Your goal – With pictures omitted, copy exactly the lines from the one containing "Give me the" through the end of the records below.

Given entries –

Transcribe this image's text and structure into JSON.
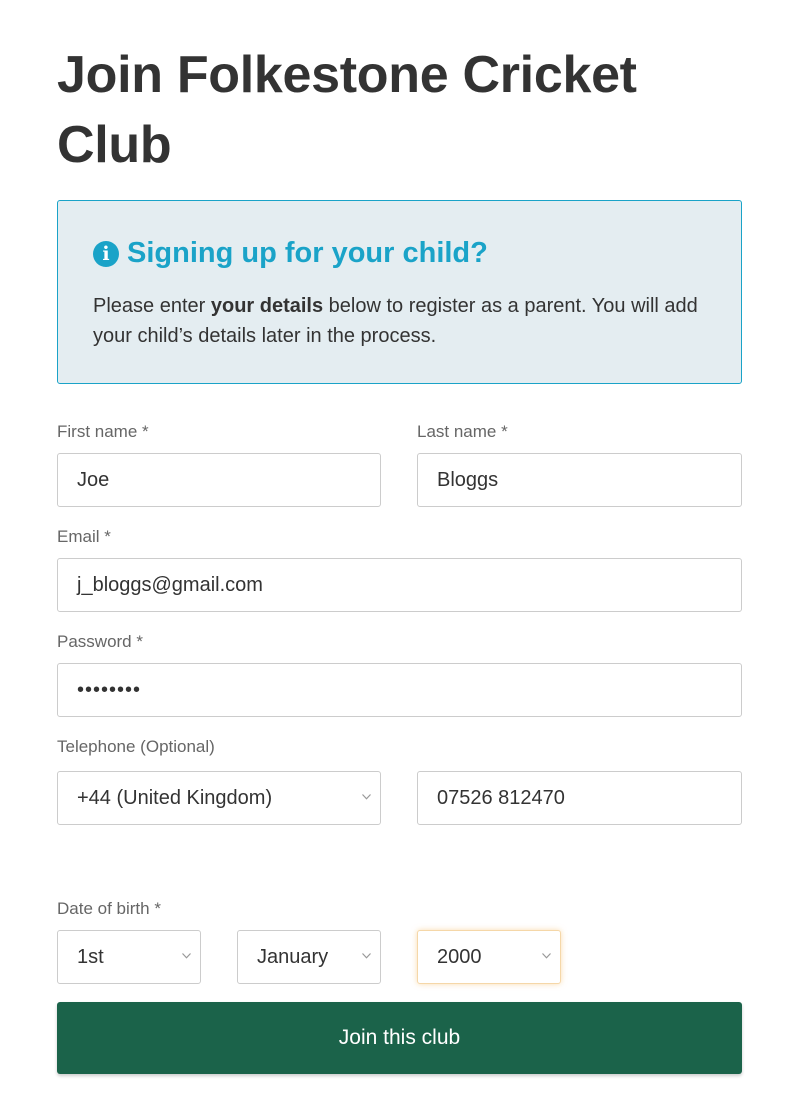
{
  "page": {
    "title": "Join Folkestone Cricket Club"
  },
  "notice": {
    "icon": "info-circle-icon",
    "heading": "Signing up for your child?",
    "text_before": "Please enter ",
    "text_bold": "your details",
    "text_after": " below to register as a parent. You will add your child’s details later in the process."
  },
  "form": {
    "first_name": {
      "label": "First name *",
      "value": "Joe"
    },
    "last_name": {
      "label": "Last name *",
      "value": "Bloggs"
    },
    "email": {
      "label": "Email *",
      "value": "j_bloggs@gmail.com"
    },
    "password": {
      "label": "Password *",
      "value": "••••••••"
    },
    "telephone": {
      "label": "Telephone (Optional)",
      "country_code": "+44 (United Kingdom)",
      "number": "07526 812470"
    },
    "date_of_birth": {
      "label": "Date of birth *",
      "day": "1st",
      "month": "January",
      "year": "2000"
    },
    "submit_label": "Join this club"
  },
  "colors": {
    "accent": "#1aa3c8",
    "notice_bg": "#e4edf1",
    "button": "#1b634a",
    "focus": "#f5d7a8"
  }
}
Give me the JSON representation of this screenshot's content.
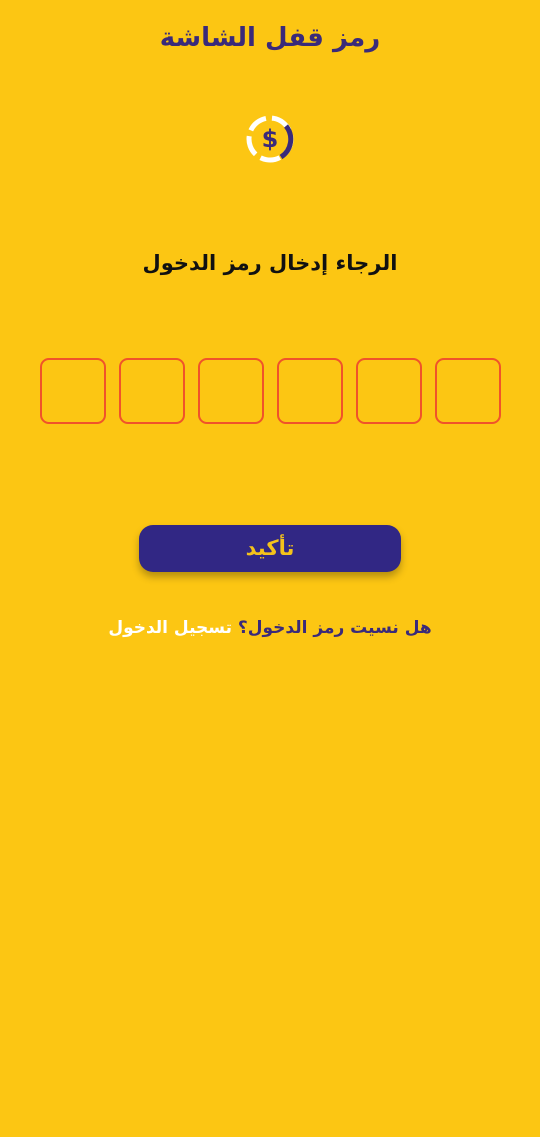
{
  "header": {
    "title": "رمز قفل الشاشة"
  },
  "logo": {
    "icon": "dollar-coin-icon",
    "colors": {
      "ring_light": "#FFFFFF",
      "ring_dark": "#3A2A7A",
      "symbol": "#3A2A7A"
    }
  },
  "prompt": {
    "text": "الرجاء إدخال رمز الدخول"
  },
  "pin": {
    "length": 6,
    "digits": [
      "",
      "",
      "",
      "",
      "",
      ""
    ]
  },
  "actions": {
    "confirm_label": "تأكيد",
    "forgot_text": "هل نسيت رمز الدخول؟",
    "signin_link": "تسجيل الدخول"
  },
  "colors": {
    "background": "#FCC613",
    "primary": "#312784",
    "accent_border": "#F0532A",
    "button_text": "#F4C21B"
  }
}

Exercise result –
Give me the JSON representation of this screenshot's content.
{
  "header": {
    "title": "رمز قفل الشاشة"
  },
  "logo": {
    "icon": "dollar-coin-icon",
    "colors": {
      "ring_light": "#FFFFFF",
      "ring_dark": "#3A2A7A",
      "symbol": "#3A2A7A"
    }
  },
  "prompt": {
    "text": "الرجاء إدخال رمز الدخول"
  },
  "pin": {
    "length": 6,
    "digits": [
      "",
      "",
      "",
      "",
      "",
      ""
    ]
  },
  "actions": {
    "confirm_label": "تأكيد",
    "forgot_text": "هل نسيت رمز الدخول؟",
    "signin_link": "تسجيل الدخول"
  },
  "colors": {
    "background": "#FCC613",
    "primary": "#312784",
    "accent_border": "#F0532A",
    "button_text": "#F4C21B"
  }
}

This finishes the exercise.